__Set problem__. Filter the records for lines holding the string "study".

__Task inputs__.

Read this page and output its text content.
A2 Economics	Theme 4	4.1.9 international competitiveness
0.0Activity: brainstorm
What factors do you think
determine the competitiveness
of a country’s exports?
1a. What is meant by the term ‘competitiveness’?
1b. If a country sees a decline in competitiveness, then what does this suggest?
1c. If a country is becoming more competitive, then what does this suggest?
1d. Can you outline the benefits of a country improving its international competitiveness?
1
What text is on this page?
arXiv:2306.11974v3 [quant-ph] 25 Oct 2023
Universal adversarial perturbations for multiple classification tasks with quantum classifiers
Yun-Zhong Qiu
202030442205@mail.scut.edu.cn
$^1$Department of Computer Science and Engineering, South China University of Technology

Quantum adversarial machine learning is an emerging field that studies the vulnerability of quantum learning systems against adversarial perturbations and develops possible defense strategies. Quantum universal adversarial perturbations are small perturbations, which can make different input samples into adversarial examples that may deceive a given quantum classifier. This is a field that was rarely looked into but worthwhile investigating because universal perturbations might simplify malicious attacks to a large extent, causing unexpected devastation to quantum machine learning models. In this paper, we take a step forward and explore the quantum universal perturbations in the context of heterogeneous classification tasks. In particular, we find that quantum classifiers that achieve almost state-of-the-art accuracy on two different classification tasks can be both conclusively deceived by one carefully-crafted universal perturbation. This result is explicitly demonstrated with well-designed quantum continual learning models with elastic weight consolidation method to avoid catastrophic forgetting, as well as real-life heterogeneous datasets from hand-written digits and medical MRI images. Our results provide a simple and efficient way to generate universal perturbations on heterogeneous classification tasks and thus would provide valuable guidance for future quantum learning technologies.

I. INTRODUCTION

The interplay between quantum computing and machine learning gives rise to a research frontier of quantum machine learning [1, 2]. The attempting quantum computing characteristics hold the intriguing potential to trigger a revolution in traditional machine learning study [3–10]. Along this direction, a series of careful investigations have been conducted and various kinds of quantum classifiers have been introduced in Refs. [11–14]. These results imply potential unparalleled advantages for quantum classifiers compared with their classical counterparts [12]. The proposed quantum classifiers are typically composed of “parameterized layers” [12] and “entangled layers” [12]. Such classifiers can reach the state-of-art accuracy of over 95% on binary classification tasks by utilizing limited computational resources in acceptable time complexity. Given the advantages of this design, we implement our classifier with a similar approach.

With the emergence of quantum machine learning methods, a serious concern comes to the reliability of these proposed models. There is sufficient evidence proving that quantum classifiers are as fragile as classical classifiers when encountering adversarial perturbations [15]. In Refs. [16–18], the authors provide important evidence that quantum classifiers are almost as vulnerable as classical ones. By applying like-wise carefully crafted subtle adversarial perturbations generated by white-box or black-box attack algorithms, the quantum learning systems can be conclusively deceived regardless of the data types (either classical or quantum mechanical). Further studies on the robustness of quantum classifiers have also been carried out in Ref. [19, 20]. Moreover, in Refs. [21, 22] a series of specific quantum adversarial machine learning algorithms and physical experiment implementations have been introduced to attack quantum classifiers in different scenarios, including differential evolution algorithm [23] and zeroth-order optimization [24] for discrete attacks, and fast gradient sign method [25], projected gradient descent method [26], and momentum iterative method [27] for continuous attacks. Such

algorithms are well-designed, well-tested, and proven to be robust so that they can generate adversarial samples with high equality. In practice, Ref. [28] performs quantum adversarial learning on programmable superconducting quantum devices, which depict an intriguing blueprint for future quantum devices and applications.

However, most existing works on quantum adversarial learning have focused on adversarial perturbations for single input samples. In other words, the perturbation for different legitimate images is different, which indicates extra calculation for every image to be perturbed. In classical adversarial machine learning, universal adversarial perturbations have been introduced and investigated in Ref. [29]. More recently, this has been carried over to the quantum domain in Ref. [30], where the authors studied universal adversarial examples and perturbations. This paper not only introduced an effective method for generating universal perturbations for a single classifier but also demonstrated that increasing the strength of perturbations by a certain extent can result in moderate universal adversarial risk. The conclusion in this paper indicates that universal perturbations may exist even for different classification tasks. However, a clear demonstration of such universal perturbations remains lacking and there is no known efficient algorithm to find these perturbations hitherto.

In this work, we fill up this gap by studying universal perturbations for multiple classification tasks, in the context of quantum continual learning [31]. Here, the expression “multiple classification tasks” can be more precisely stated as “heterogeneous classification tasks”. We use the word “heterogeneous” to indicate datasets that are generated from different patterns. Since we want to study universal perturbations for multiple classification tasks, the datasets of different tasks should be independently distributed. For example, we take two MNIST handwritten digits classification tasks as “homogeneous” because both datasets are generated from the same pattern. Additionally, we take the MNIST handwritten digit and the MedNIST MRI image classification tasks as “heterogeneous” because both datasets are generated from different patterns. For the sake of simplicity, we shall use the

__Solution for this task__.
The interplay between quantum computing and machine learning gives rise to a research frontier of quantum machine learning [1, 2]. The attempting quantum computing characteristics hold the intriguing potential to trigger a revolution in traditional machine learning study [3–10]. Along this direction, a series of careful investigations have been conducted and various kinds of quantum classifiers have been introduced in Refs. [11–14]. These results imply potential unparalleled advantages for quantum classifiers compared with their classical counterparts [12]. The proposed quantum classifiers are typically composed of “parameterized layers” [12] and “entangled layers” [12]. Such classifiers can reach the state-of-art accuracy of over 95% on binary classification tasks by utilizing limited computational resources in acceptable time complexity. Given the advantages of this design, we implement our classifier with a similar approach.
In this work, we fill up this gap by studying universal perturbations for multiple classification tasks, in the context of quantum continual learning [31]. Here, the expression “multiple classification tasks” can be more precisely stated as “heterogeneous classification tasks”. We use the word “heterogeneous” to indicate datasets that are generated from different patterns. Since we want to study universal perturbations for multiple classification tasks, the datasets of different tasks should be independently distributed. For example, we take two MNIST handwritten digits classification tasks as “homogeneous” because both datasets are generated from the same pattern. Additionally, we take the MNIST handwritten digit and the MedNIST MRI image classification tasks as “heterogeneous” because both datasets are generated from different patterns. For the sake of simplicity, we shall use the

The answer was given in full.